- **INSTRUCTIONS TO FOLLOW**
Search the records for "growth". Copy every line where it appears.

Data items:
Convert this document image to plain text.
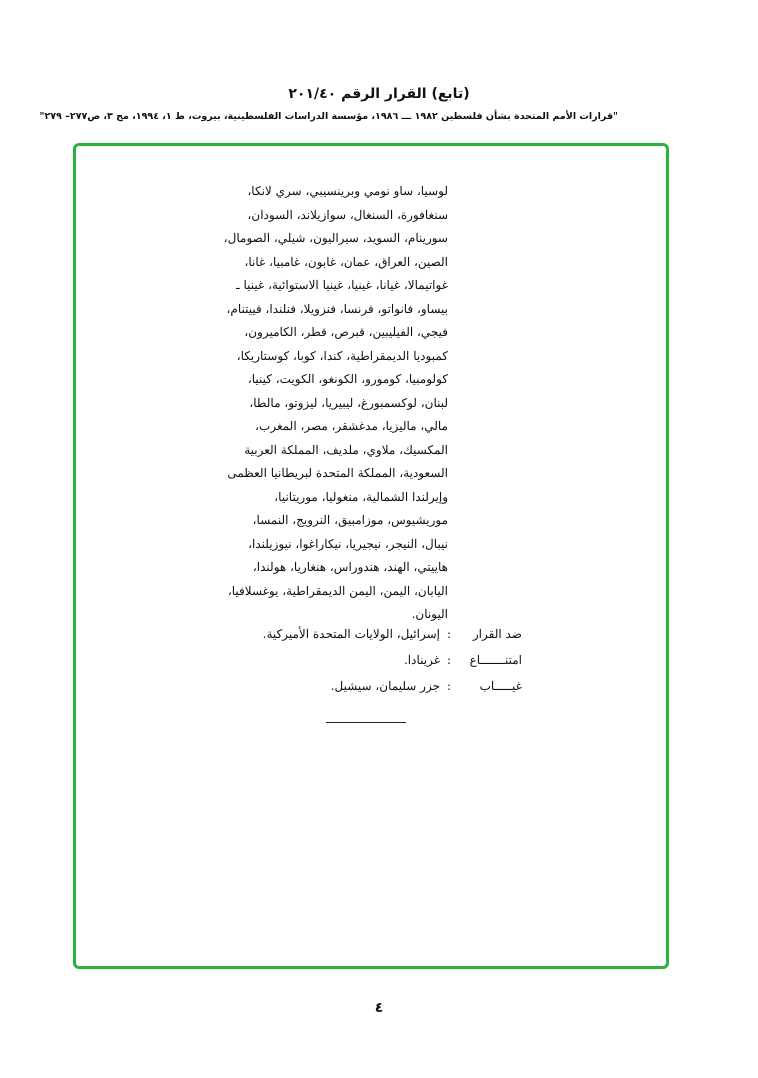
(تابع) القرار الرقم ٢٠١/٤٠
"قرارات الأمم المتحدة بشأن فلسطين ١٩٨٢ ـــ ١٩٨٦، مؤسسة الدراسات الفلسطينية، بيروت، ط ١، ١٩٩٤، مج ٣، ص٢٧٧– ٢٧٩"
لوسيا، ساو نومي وبرينسيبي، سري لانكا،
سنغافورة، السنغال، سوازيلاند، السودان،
سورينام، السويد، سيراليون، شيلي، الصومال،
الصين، العراق، عمان، غابون، غامبيا، غانا،
غواتيمالا، غيانا، غينيا، غينيا الاستوائية، غينيا ـ
بيساو، فانواتو، فرنسا، فنزويلا، فنلندا، فييتنام،
فيجي، الفيليبين، قبرص، قطر، الكاميرون،
كمبوديا الديمقراطية، كندا، كوبا، كوستاريكا،
كولومبيا، كومورو، الكونغو، الكويت، كينيا،
لبنان، لوكسمبورغ، ليبيريا، ليزوتو، مالطا،
مالي، ماليزيا، مدغشقر، مصر، المغرب،
المكسيك، ملاوي، ملديف، المملكة العربية
السعودية، المملكة المتحدة لبريطانيا العظمى
وإيرلندا الشمالية، منغوليا، موريتانيا،
موريشيوس، موزامبيق، النرويج، النمسا،
نيبال، النيجر، نيجيريا، نيكاراغوا، نيوزيلندا،
هاييتي، الهند، هندوراس، هنغاريا، هولندا،
اليابان، اليمن، اليمن الديمقراطية، يوغسلافيا،
اليونان.
ضد القرار
:
إسرائيل، الولايات المتحدة الأميركية.
امتنـــــــاع
:
غرينادا.
غيـــــاب
:
جزر سليمان، سيشيل.
٤
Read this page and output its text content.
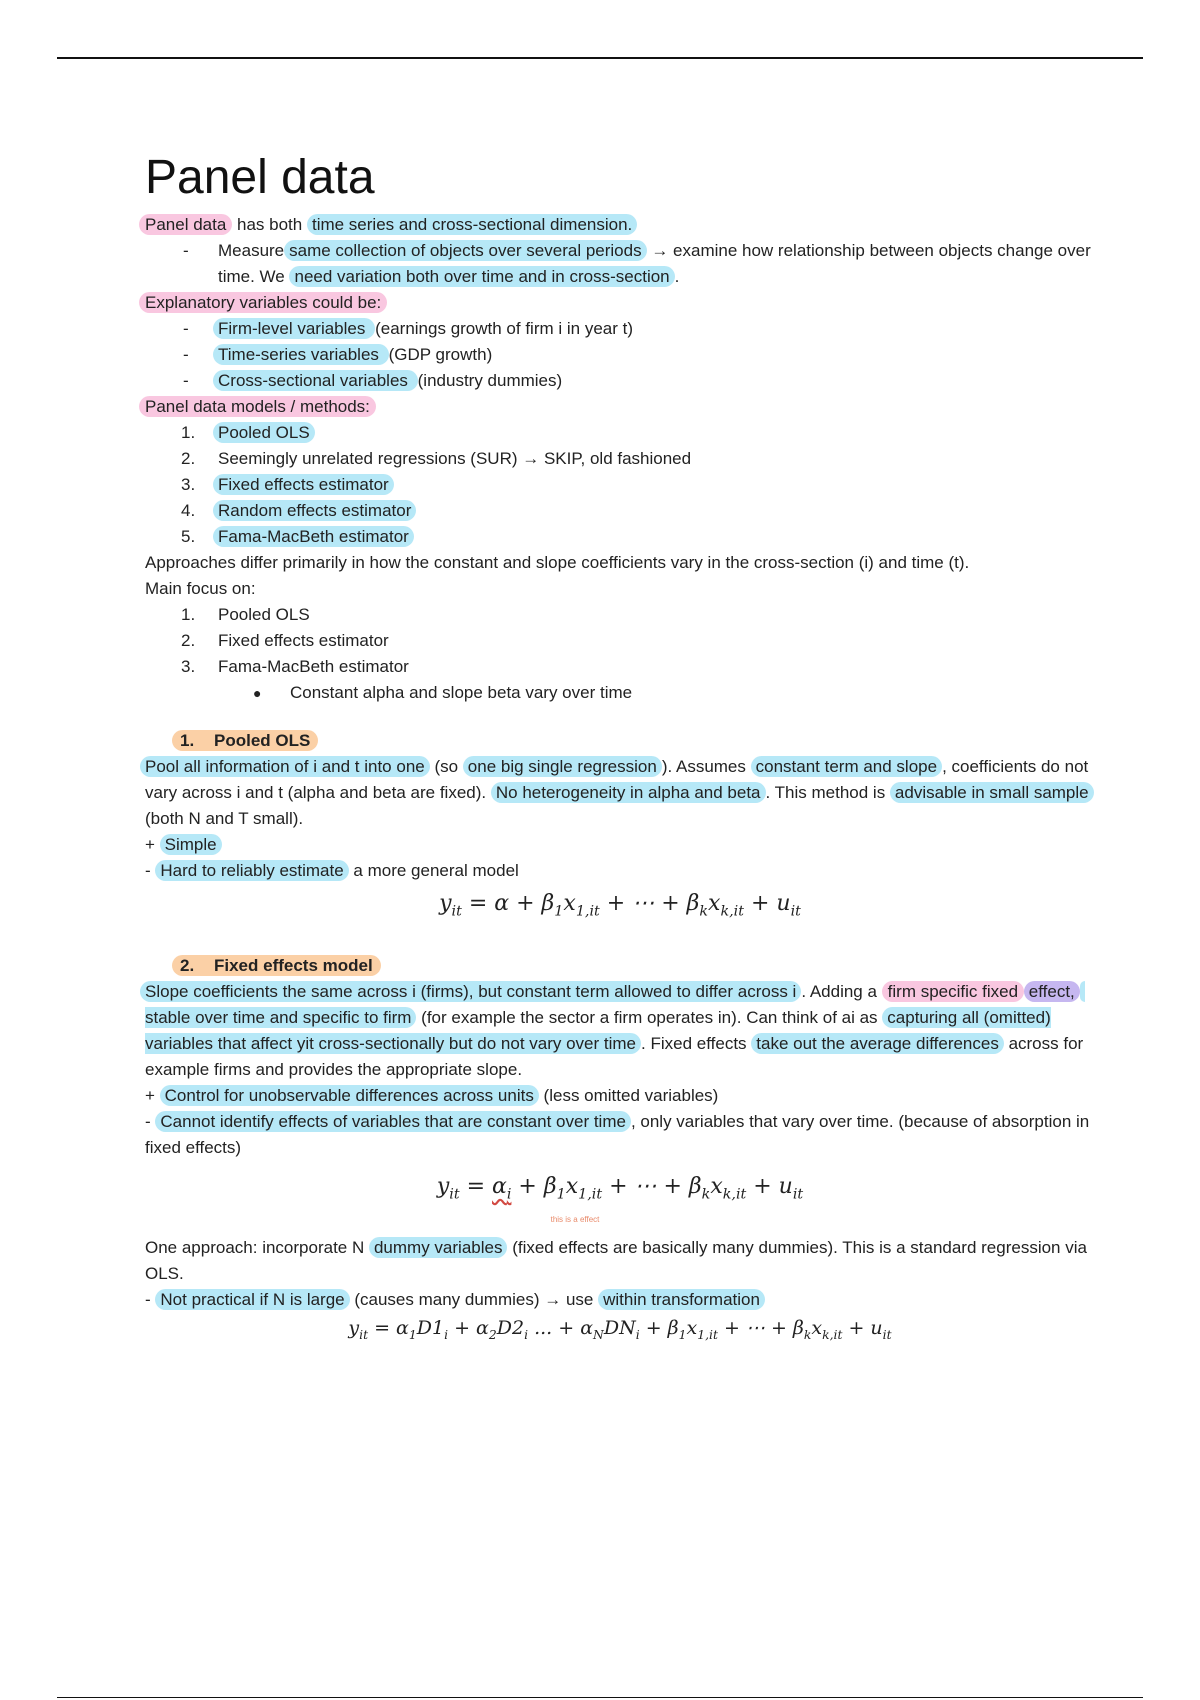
Panel data
Panel data has both time series and cross-sectional dimension.
-	Measure same collection of objects over several periods → examine how relationship between objects change over time. We need variation both over time and in cross-section .
Explanatory variables could be:
-	Firm-level variables (earnings growth of firm i in year t)
-	Time-series variables (GDP growth)
-	Cross-sectional variables (industry dummies)
Panel data models / methods:
1.	Pooled OLS
2.	Seemingly unrelated regressions (SUR) → SKIP, old fashioned
3.	Fixed effects estimator
4.	Random effects estimator
5.	Fama-MacBeth estimator
Approaches differ primarily in how the constant and slope coefficients vary in the cross-section (i) and time (t).
Main focus on:
1.	Pooled OLS
2.	Fixed effects estimator
3.	Fama-MacBeth estimator
●	Constant alpha and slope beta vary over time
1. Pooled OLS
Pool all information of i and t into one (so one big single regression ). Assumes constant term and slope , coefficients do not vary across i and t (alpha and beta are fixed). No heterogeneity in alpha and beta . This method is advisable in small sample (both N and T small).
+ Simple
- Hard to reliably estimate a more general model
$y_{it} = \alpha + \beta_1x_{1,it}$ + ⋯ + $\beta_kx_{k,it} + u_{it}$
2. Fixed effects model
Slope coefficients the same across i (firms), but constant term allowed to differ across i . Adding a firm specific fixed effect, stable over time and specific to firm (for example the sector a firm operates in). Can think of ai as capturing all (omitted) variables that affect yit cross-sectionally but do not vary over time . Fixed effects take out the average differences across for example firms and provides the appropriate slope.
+ Control for unobservable differences across units (less omitted variables)
- Cannot identify effects of variables that are constant over time , only variables that vary over time. (because of absorption in fixed effects)
$y_{it} = \alpha_i + \beta_1x_{1,it}$ + ⋯ + $\beta_kx_{k,it} + u_{it}$
this is a effect
One approach: incorporate N dummy variables (fixed effects are basically many dummies). This is a standard regression via OLS.
- Not practical if N is large (causes many dummies) → use within transformation
$y_{it} = \alpha_1D1_i + \alpha_2D2_i$ ... + $\alpha_NDN_i + \beta_1x_{1,it}$ + ⋯ + $\beta_kx_{k,it} + u_{it}$
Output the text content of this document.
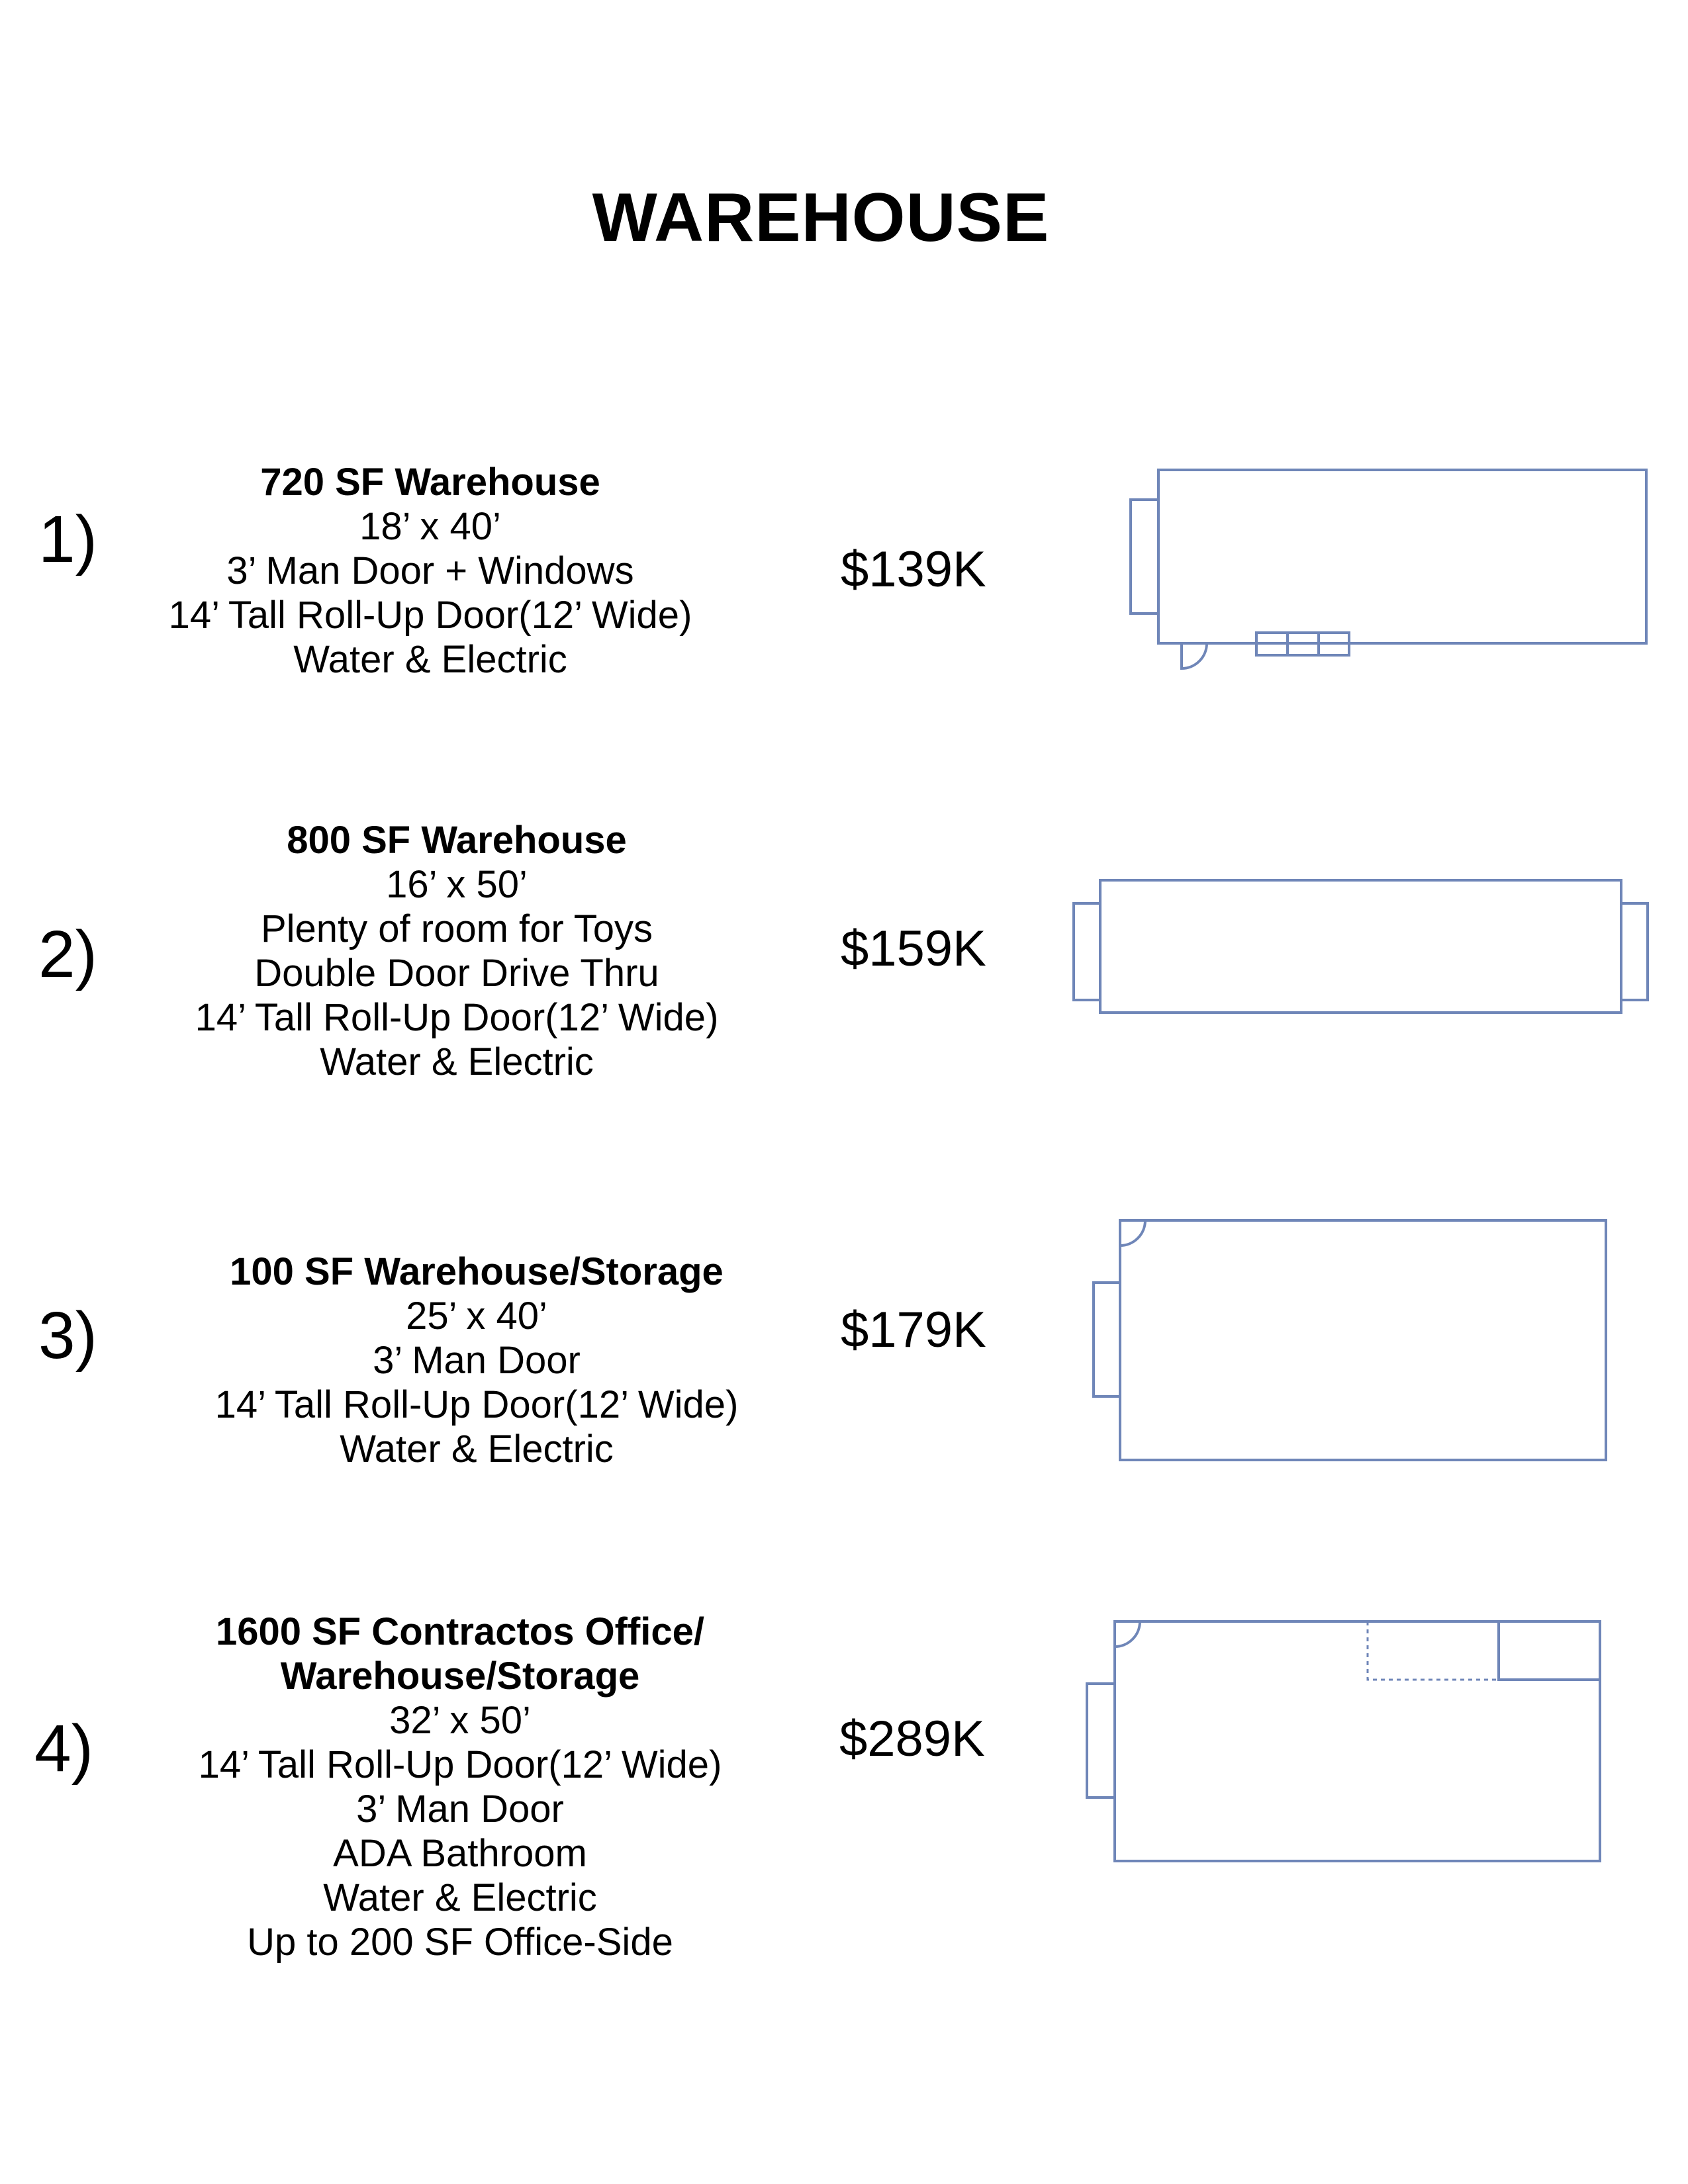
WAREHOUSE
1)
720 SF Warehouse
18’ x 40’
3’ Man Door + Windows
14’ Tall Roll-Up Door(12’ Wide)
Water & Electric
$139K
2)
800 SF Warehouse
16’ x 50’
Plenty of room for Toys
Double Door Drive Thru
14’ Tall Roll-Up Door(12’ Wide)
Water & Electric
$159K
3)
100 SF Warehouse/Storage
25’ x 40’
3’ Man Door
14’ Tall Roll-Up Door(12’ Wide)
Water & Electric
$179K
4)
1600 SF Contractos Office/
Warehouse/Storage
32’ x 50’
14’ Tall Roll-Up Door(12’ Wide)
3’ Man Door
ADA Bathroom
Water & Electric
Up to 200 SF Office-Side
$289K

- **ANSWER FOR THE TASK**
-	Firm-level variables (earnings growth of firm i in year t)
-	Time-series variables (GDP growth)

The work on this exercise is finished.